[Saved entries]
__________
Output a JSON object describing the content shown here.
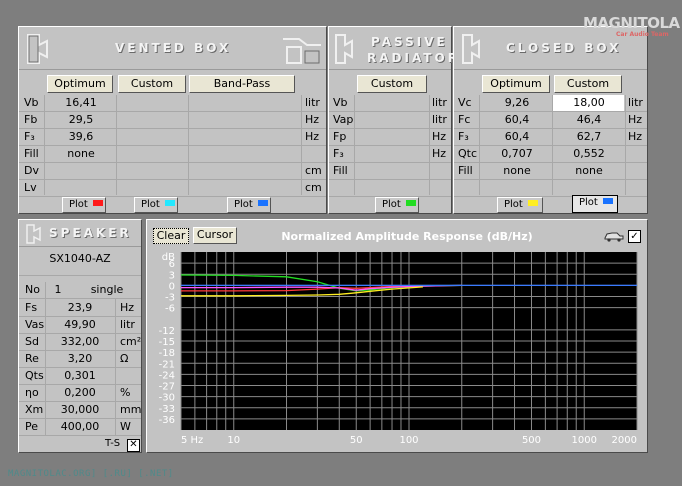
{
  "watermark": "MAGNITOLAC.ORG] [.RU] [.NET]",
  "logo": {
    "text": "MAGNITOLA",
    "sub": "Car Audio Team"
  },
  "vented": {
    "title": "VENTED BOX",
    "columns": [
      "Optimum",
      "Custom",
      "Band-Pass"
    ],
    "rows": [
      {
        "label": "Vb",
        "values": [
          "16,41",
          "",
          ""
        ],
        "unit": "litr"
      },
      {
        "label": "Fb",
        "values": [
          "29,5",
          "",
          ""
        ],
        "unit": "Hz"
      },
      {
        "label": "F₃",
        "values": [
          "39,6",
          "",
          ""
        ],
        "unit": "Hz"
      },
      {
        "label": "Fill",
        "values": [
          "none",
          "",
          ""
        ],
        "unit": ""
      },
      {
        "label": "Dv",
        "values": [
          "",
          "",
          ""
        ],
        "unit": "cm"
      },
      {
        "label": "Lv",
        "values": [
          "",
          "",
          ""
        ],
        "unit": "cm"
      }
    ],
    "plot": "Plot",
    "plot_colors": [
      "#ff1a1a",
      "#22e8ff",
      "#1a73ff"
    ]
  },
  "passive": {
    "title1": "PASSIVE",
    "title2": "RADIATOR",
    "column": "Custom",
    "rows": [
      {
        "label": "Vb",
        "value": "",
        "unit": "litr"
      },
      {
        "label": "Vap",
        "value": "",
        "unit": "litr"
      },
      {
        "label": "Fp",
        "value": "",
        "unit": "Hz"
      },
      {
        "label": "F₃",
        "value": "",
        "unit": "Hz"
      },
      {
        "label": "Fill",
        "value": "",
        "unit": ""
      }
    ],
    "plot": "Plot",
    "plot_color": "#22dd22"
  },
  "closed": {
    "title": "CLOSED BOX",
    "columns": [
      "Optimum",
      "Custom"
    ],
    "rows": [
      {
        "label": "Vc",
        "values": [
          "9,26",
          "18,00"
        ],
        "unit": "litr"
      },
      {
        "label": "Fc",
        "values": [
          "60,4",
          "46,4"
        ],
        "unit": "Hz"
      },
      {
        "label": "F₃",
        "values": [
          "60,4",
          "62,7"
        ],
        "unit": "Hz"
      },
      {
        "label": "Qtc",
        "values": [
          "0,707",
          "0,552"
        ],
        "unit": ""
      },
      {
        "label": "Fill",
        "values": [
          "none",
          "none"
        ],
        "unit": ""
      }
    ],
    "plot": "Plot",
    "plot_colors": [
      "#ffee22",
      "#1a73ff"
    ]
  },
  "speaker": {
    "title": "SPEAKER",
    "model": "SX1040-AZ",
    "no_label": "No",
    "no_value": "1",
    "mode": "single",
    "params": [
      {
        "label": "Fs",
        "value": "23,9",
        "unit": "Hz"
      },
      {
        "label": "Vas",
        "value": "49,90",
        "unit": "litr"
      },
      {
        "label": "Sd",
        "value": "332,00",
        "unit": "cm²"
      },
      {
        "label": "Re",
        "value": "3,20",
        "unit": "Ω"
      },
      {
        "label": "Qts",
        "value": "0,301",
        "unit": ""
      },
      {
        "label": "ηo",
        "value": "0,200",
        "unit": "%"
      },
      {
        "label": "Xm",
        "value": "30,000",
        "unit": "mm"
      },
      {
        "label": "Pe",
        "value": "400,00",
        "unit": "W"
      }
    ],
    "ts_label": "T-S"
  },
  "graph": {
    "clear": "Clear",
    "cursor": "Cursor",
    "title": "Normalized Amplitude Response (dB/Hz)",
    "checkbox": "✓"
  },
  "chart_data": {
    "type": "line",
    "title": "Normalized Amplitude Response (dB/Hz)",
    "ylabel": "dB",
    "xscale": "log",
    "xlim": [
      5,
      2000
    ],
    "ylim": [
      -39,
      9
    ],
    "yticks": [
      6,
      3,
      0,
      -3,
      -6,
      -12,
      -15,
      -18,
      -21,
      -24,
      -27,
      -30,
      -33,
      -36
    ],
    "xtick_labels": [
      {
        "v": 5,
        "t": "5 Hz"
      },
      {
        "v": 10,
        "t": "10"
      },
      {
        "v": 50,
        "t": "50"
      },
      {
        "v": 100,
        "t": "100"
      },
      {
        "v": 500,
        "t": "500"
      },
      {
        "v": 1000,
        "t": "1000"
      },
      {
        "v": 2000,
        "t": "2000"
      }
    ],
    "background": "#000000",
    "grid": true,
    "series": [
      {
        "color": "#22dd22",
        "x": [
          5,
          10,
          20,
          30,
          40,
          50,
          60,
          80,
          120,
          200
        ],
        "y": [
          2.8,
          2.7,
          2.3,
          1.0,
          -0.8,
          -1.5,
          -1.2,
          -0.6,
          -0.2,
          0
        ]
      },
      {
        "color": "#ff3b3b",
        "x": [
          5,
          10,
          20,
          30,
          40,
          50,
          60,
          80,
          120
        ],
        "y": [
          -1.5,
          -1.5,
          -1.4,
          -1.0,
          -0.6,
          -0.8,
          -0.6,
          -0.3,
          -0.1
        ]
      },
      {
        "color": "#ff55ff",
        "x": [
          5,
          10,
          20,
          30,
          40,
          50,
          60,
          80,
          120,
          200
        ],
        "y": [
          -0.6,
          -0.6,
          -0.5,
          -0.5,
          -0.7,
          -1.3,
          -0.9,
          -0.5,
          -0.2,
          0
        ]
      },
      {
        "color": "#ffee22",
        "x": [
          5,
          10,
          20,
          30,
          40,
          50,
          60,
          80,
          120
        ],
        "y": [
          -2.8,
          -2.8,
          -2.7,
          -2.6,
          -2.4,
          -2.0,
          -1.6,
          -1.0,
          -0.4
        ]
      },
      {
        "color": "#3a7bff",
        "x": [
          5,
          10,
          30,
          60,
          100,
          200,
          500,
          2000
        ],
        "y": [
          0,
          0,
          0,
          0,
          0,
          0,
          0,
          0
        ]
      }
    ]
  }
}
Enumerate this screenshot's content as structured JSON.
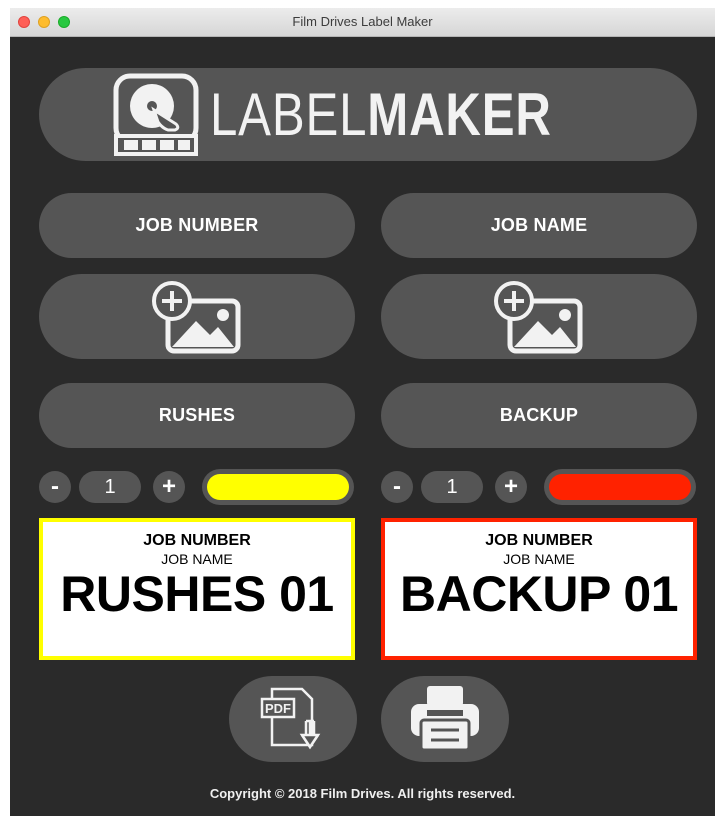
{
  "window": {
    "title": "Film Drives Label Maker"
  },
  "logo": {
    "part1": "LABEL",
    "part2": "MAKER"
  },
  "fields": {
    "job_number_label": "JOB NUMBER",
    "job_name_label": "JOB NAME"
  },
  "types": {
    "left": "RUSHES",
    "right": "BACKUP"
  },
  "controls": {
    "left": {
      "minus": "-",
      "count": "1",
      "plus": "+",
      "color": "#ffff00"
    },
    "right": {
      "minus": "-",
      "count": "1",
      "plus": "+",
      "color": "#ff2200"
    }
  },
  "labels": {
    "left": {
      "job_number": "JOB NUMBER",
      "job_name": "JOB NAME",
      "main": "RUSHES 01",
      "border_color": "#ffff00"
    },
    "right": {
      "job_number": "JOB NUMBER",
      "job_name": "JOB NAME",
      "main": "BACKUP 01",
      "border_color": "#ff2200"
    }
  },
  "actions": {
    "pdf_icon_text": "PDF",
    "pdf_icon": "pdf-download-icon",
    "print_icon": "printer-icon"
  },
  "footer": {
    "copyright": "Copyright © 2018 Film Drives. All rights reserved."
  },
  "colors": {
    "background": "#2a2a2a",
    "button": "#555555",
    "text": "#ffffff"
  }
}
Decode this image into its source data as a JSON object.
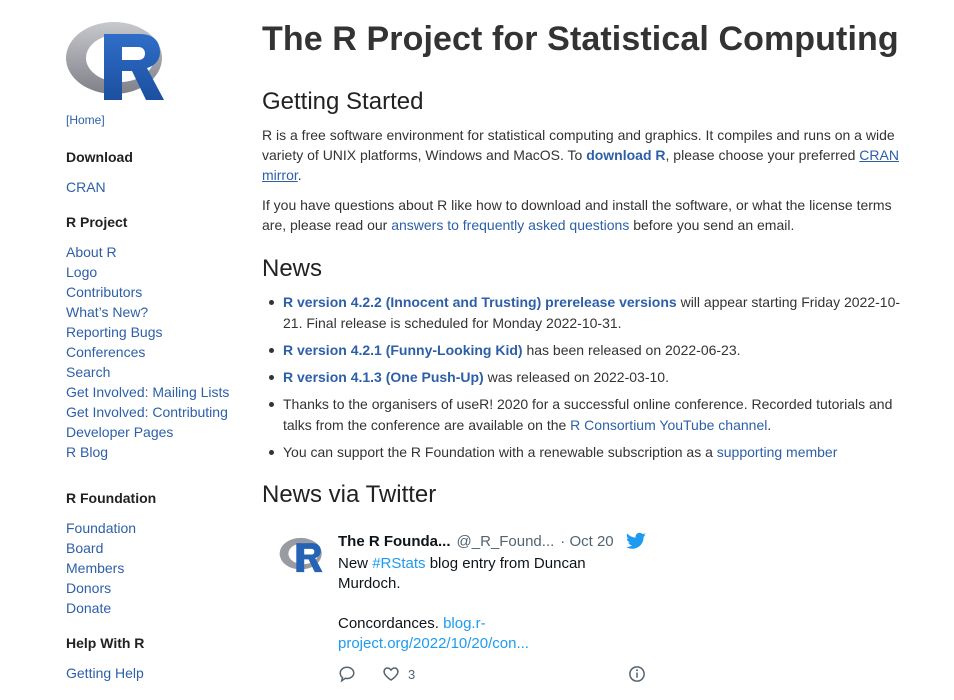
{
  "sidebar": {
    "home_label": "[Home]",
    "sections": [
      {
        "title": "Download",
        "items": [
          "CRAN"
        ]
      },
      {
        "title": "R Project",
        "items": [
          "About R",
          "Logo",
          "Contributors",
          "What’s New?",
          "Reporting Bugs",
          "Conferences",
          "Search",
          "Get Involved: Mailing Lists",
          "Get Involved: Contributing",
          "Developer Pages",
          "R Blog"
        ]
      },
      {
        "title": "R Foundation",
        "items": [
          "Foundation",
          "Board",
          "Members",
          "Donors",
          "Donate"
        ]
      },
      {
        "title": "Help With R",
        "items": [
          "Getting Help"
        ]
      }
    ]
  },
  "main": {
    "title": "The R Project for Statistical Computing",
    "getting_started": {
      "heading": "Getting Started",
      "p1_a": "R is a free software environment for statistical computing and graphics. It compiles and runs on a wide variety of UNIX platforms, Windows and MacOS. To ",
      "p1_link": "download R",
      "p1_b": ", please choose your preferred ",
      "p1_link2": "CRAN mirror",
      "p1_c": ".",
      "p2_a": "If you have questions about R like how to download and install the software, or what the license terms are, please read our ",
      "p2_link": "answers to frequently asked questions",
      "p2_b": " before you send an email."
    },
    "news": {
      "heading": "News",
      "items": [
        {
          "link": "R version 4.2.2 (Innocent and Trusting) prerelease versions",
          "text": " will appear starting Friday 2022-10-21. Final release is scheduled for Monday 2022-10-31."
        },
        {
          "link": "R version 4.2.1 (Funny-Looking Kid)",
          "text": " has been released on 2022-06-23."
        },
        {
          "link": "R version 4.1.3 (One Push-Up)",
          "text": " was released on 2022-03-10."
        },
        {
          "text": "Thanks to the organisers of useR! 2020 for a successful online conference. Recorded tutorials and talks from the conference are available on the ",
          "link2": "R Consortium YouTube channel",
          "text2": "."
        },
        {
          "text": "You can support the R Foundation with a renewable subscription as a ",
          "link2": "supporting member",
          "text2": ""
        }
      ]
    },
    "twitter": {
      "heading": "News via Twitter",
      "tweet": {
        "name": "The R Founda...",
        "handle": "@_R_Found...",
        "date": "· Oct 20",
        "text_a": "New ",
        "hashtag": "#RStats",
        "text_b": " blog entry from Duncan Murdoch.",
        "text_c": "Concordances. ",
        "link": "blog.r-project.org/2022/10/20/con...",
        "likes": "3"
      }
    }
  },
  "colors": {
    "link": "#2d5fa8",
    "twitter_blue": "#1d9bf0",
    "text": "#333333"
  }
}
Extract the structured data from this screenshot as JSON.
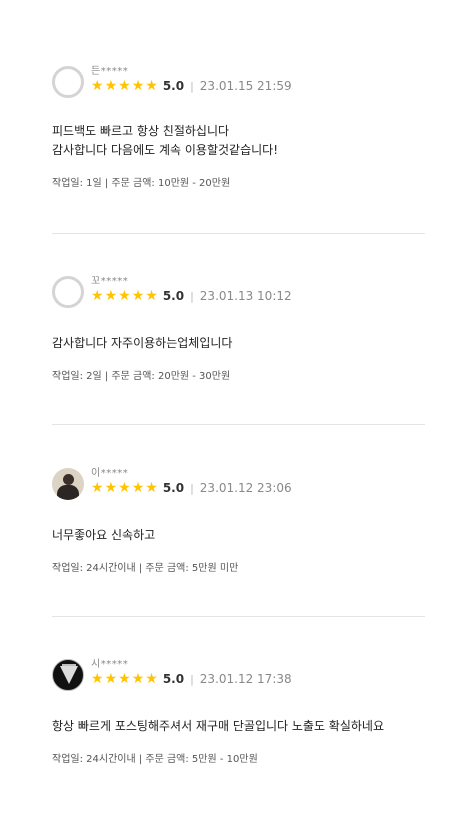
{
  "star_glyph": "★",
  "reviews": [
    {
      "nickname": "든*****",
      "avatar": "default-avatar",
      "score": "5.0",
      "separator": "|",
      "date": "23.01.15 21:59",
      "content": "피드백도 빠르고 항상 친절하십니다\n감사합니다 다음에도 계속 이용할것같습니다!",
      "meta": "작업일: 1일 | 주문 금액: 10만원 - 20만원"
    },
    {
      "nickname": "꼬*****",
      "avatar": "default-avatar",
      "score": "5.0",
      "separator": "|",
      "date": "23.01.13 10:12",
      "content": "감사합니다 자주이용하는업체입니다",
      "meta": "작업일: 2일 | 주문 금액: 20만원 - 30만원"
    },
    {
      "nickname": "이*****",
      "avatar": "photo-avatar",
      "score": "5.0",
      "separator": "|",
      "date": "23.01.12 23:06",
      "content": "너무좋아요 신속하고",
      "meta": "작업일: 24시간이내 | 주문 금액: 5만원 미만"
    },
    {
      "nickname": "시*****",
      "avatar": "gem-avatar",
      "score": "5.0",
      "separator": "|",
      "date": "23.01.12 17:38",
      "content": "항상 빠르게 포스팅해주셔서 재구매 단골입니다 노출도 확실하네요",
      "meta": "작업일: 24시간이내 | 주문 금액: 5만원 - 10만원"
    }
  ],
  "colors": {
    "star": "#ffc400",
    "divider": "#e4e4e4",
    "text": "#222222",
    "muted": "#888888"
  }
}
__________
Task goal.
Write out, exactly, each line from the one containing "Extract the structured" down to the final line of the data above. Both of those lines count, and the pictures are left out.

Solution below.
Extract the structured data from this screenshot as JSON.
{
  "star_glyph": "★",
  "reviews": [
    {
      "nickname": "든*****",
      "avatar": "default-avatar",
      "score": "5.0",
      "separator": "|",
      "date": "23.01.15 21:59",
      "content": "피드백도 빠르고 항상 친절하십니다\n감사합니다 다음에도 계속 이용할것같습니다!",
      "meta": "작업일: 1일 | 주문 금액: 10만원 - 20만원"
    },
    {
      "nickname": "꼬*****",
      "avatar": "default-avatar",
      "score": "5.0",
      "separator": "|",
      "date": "23.01.13 10:12",
      "content": "감사합니다 자주이용하는업체입니다",
      "meta": "작업일: 2일 | 주문 금액: 20만원 - 30만원"
    },
    {
      "nickname": "이*****",
      "avatar": "photo-avatar",
      "score": "5.0",
      "separator": "|",
      "date": "23.01.12 23:06",
      "content": "너무좋아요 신속하고",
      "meta": "작업일: 24시간이내 | 주문 금액: 5만원 미만"
    },
    {
      "nickname": "시*****",
      "avatar": "gem-avatar",
      "score": "5.0",
      "separator": "|",
      "date": "23.01.12 17:38",
      "content": "항상 빠르게 포스팅해주셔서 재구매 단골입니다 노출도 확실하네요",
      "meta": "작업일: 24시간이내 | 주문 금액: 5만원 - 10만원"
    }
  ],
  "colors": {
    "star": "#ffc400",
    "divider": "#e4e4e4",
    "text": "#222222",
    "muted": "#888888"
  }
}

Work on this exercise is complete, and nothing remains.